_What you need to do_. Answer with nothing except the number of lines that contain the word "它又是如何设置".

[Stored data entries]
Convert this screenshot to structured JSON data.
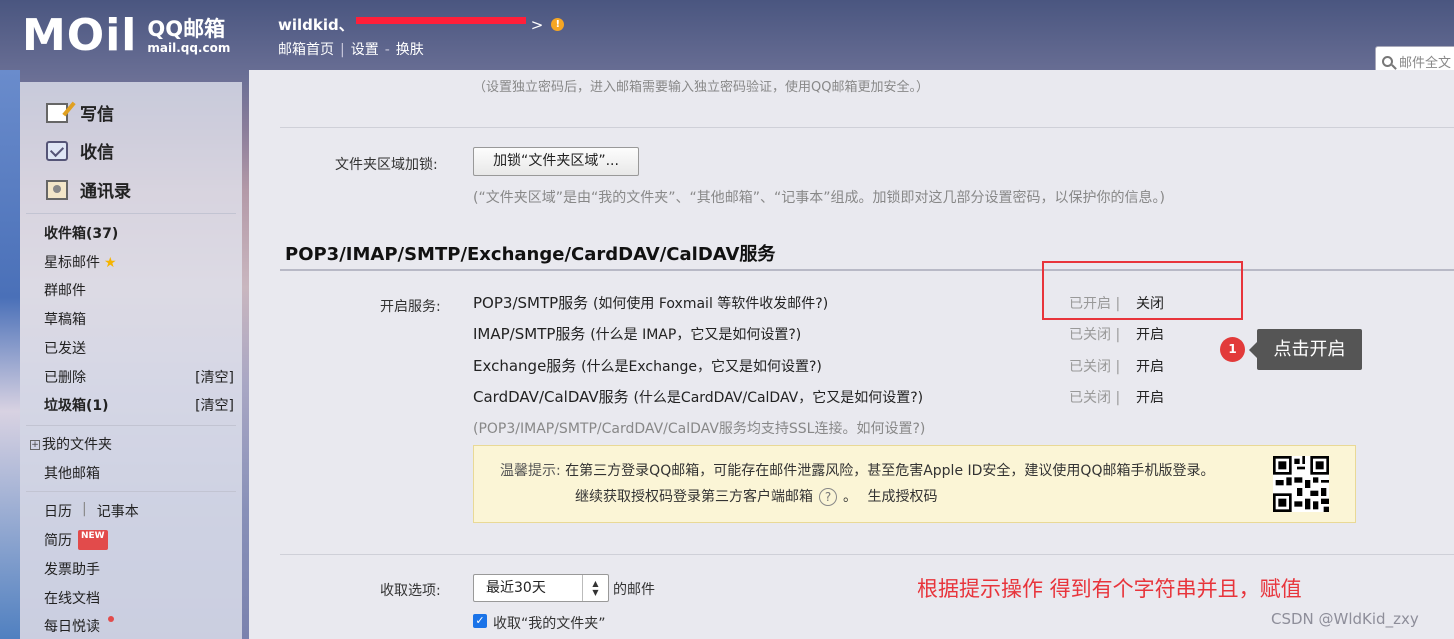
{
  "header": {
    "logo_text": "MOil",
    "brand_cn": "QQ邮箱",
    "brand_en": "mail.qq.com",
    "username": "wildkid、",
    "user_suffix": ">",
    "links": [
      "邮箱首页",
      "设置",
      "换肤"
    ],
    "search_placeholder": "邮件全文"
  },
  "sidebar": {
    "primary": [
      {
        "label": "写信",
        "icon": "compose-icon"
      },
      {
        "label": "收信",
        "icon": "inbox-icon"
      },
      {
        "label": "通讯录",
        "icon": "contacts-icon"
      }
    ],
    "folders": [
      {
        "label": "收件箱(37)",
        "bold": true
      },
      {
        "label": "星标邮件",
        "icon": "star-icon"
      },
      {
        "label": "群邮件"
      },
      {
        "label": "草稿箱"
      },
      {
        "label": "已发送"
      },
      {
        "label": "已删除",
        "action": "[清空]"
      },
      {
        "label": "垃圾箱(1)",
        "bold": true,
        "action": "[清空]"
      }
    ],
    "my_folders": "我的文件夹",
    "other_mail": "其他邮箱",
    "tools": {
      "calendar": "日历",
      "sep": "|",
      "notes": "记事本",
      "resume": "简历",
      "new_badge": "NEW",
      "invoice": "发票助手",
      "docs": "在线文档",
      "daily": "每日悦读"
    }
  },
  "main": {
    "top_hint": "（设置独立密码后，进入邮箱需要输入独立密码验证，使用QQ邮箱更加安全。）",
    "folder_lock": {
      "label": "文件夹区域加锁:",
      "button": "加锁“文件夹区域”...",
      "hint": "(“文件夹区域”是由“我的文件夹”、“其他邮箱”、“记事本”组成。加锁即对这几部分设置密码，以保护你的信息。)"
    },
    "section_title": "POP3/IMAP/SMTP/Exchange/CardDAV/CalDAV服务",
    "services_label": "开启服务:",
    "services": [
      {
        "name": "POP3/SMTP服务",
        "hint": "(如何使用 Foxmail 等软件收发邮件?)",
        "status": "已开启",
        "sep": "|",
        "action": "关闭"
      },
      {
        "name": "IMAP/SMTP服务",
        "hint": "(什么是 IMAP，它又是如何设置?)",
        "status": "已关闭",
        "sep": "|",
        "action": "开启"
      },
      {
        "name": "Exchange服务",
        "hint": "(什么是Exchange，它又是如何设置?)",
        "status": "已关闭",
        "sep": "|",
        "action": "开启"
      },
      {
        "name": "CardDAV/CalDAV服务",
        "hint": "(什么是CardDAV/CalDAV，它又是如何设置?)",
        "status": "已关闭",
        "sep": "|",
        "action": "开启"
      }
    ],
    "ssl_note": "(POP3/IMAP/SMTP/CardDAV/CalDAV服务均支持SSL连接。如何设置?)",
    "notice": {
      "label": "温馨提示:",
      "line1": "在第三方登录QQ邮箱，可能存在邮件泄露风险，甚至危害Apple ID安全，建议使用QQ邮箱手机版登录。",
      "line2": "继续获取授权码登录第三方客户端邮箱",
      "line2_end": "。",
      "auth_link": "生成授权码"
    },
    "fetch": {
      "label": "收取选项:",
      "select_value": "最近30天",
      "suffix": "的邮件",
      "checkbox_label": "收取“我的文件夹”"
    }
  },
  "annotations": {
    "step_number": "1",
    "tip_text": "点击开启",
    "red_note": "根据提示操作 得到有个字符串并且，赋值",
    "watermark": "CSDN @WldKid_zxy"
  },
  "colors": {
    "annotation_red": "#e8343b",
    "notice_bg": "#fbf5d6",
    "tip_bg": "#555555"
  }
}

_Answer below_. 3